**DATASET EXCERPTS**
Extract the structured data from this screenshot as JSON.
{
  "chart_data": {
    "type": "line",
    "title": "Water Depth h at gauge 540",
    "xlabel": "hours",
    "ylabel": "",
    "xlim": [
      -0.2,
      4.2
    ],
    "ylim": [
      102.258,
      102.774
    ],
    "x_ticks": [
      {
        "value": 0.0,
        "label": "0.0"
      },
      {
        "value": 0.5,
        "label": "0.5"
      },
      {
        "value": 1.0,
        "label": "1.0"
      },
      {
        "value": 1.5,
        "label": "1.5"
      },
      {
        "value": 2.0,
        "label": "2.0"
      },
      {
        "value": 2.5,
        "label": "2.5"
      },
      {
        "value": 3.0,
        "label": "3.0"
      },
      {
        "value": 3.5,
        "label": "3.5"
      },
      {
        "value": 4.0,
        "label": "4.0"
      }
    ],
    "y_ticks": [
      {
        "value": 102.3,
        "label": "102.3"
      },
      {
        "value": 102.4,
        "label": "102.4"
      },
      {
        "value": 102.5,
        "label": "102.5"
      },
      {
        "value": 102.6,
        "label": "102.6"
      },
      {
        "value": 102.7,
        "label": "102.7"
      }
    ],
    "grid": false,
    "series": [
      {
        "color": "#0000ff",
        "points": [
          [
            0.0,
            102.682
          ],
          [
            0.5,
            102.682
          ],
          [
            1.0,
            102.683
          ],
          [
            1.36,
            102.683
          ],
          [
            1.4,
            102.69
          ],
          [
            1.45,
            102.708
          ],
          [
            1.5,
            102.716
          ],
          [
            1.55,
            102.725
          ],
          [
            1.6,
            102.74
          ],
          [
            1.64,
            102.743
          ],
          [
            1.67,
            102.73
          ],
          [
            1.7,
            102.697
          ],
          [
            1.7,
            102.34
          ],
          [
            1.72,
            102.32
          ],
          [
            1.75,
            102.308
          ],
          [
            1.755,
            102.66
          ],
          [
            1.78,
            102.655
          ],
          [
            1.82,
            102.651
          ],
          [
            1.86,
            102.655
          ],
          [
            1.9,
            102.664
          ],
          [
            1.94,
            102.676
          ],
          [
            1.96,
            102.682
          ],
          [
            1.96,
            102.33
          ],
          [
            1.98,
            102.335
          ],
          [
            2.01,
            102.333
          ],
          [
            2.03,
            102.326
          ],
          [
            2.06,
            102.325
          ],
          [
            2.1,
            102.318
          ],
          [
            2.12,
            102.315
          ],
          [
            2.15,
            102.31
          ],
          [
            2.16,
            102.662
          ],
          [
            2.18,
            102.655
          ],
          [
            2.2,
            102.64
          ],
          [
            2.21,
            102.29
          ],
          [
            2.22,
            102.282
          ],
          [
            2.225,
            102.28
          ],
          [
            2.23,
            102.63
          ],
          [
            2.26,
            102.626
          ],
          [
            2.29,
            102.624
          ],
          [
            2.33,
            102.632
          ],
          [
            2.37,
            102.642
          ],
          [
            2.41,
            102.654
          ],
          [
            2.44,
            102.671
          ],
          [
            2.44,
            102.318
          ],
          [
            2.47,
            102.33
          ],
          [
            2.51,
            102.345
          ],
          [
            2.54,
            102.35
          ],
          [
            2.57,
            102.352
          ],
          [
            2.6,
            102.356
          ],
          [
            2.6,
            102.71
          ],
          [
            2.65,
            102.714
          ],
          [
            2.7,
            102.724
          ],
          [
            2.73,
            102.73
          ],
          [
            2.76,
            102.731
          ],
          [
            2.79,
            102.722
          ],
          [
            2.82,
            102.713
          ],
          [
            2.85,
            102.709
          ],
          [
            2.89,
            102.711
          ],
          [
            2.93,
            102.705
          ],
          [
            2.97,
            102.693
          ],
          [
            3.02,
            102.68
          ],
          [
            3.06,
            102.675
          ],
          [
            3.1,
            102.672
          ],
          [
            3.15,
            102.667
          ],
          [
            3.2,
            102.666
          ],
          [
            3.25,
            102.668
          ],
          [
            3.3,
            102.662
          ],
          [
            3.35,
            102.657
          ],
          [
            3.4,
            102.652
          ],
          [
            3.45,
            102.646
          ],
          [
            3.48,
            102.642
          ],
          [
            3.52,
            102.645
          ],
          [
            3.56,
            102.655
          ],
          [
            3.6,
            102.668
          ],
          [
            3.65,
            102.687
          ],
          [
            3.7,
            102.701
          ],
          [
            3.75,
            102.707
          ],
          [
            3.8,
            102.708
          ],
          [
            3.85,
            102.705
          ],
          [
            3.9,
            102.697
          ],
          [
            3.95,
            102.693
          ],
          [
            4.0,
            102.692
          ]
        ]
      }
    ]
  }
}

**THE REQUEST**
Make an exact copy of the data above.

**OUTPUT FOR THIS EXERCISE**
Extract the structured data from this screenshot as JSON.
{
  "chart_data": {
    "type": "line",
    "title": "Water Depth h at gauge 540",
    "xlabel": "hours",
    "ylabel": "",
    "xlim": [
      -0.2,
      4.2
    ],
    "ylim": [
      102.258,
      102.774
    ],
    "x_ticks": [
      {
        "value": 0.0,
        "label": "0.0"
      },
      {
        "value": 0.5,
        "label": "0.5"
      },
      {
        "value": 1.0,
        "label": "1.0"
      },
      {
        "value": 1.5,
        "label": "1.5"
      },
      {
        "value": 2.0,
        "label": "2.0"
      },
      {
        "value": 2.5,
        "label": "2.5"
      },
      {
        "value": 3.0,
        "label": "3.0"
      },
      {
        "value": 3.5,
        "label": "3.5"
      },
      {
        "value": 4.0,
        "label": "4.0"
      }
    ],
    "y_ticks": [
      {
        "value": 102.3,
        "label": "102.3"
      },
      {
        "value": 102.4,
        "label": "102.4"
      },
      {
        "value": 102.5,
        "label": "102.5"
      },
      {
        "value": 102.6,
        "label": "102.6"
      },
      {
        "value": 102.7,
        "label": "102.7"
      }
    ],
    "grid": false,
    "series": [
      {
        "color": "#0000ff",
        "points": [
          [
            0.0,
            102.682
          ],
          [
            0.5,
            102.682
          ],
          [
            1.0,
            102.683
          ],
          [
            1.36,
            102.683
          ],
          [
            1.4,
            102.69
          ],
          [
            1.45,
            102.708
          ],
          [
            1.5,
            102.716
          ],
          [
            1.55,
            102.725
          ],
          [
            1.6,
            102.74
          ],
          [
            1.64,
            102.743
          ],
          [
            1.67,
            102.73
          ],
          [
            1.7,
            102.697
          ],
          [
            1.7,
            102.34
          ],
          [
            1.72,
            102.32
          ],
          [
            1.75,
            102.308
          ],
          [
            1.755,
            102.66
          ],
          [
            1.78,
            102.655
          ],
          [
            1.82,
            102.651
          ],
          [
            1.86,
            102.655
          ],
          [
            1.9,
            102.664
          ],
          [
            1.94,
            102.676
          ],
          [
            1.96,
            102.682
          ],
          [
            1.96,
            102.33
          ],
          [
            1.98,
            102.335
          ],
          [
            2.01,
            102.333
          ],
          [
            2.03,
            102.326
          ],
          [
            2.06,
            102.325
          ],
          [
            2.1,
            102.318
          ],
          [
            2.12,
            102.315
          ],
          [
            2.15,
            102.31
          ],
          [
            2.16,
            102.662
          ],
          [
            2.18,
            102.655
          ],
          [
            2.2,
            102.64
          ],
          [
            2.21,
            102.29
          ],
          [
            2.22,
            102.282
          ],
          [
            2.225,
            102.28
          ],
          [
            2.23,
            102.63
          ],
          [
            2.26,
            102.626
          ],
          [
            2.29,
            102.624
          ],
          [
            2.33,
            102.632
          ],
          [
            2.37,
            102.642
          ],
          [
            2.41,
            102.654
          ],
          [
            2.44,
            102.671
          ],
          [
            2.44,
            102.318
          ],
          [
            2.47,
            102.33
          ],
          [
            2.51,
            102.345
          ],
          [
            2.54,
            102.35
          ],
          [
            2.57,
            102.352
          ],
          [
            2.6,
            102.356
          ],
          [
            2.6,
            102.71
          ],
          [
            2.65,
            102.714
          ],
          [
            2.7,
            102.724
          ],
          [
            2.73,
            102.73
          ],
          [
            2.76,
            102.731
          ],
          [
            2.79,
            102.722
          ],
          [
            2.82,
            102.713
          ],
          [
            2.85,
            102.709
          ],
          [
            2.89,
            102.711
          ],
          [
            2.93,
            102.705
          ],
          [
            2.97,
            102.693
          ],
          [
            3.02,
            102.68
          ],
          [
            3.06,
            102.675
          ],
          [
            3.1,
            102.672
          ],
          [
            3.15,
            102.667
          ],
          [
            3.2,
            102.666
          ],
          [
            3.25,
            102.668
          ],
          [
            3.3,
            102.662
          ],
          [
            3.35,
            102.657
          ],
          [
            3.4,
            102.652
          ],
          [
            3.45,
            102.646
          ],
          [
            3.48,
            102.642
          ],
          [
            3.52,
            102.645
          ],
          [
            3.56,
            102.655
          ],
          [
            3.6,
            102.668
          ],
          [
            3.65,
            102.687
          ],
          [
            3.7,
            102.701
          ],
          [
            3.75,
            102.707
          ],
          [
            3.8,
            102.708
          ],
          [
            3.85,
            102.705
          ],
          [
            3.9,
            102.697
          ],
          [
            3.95,
            102.693
          ],
          [
            4.0,
            102.692
          ]
        ]
      }
    ]
  }
}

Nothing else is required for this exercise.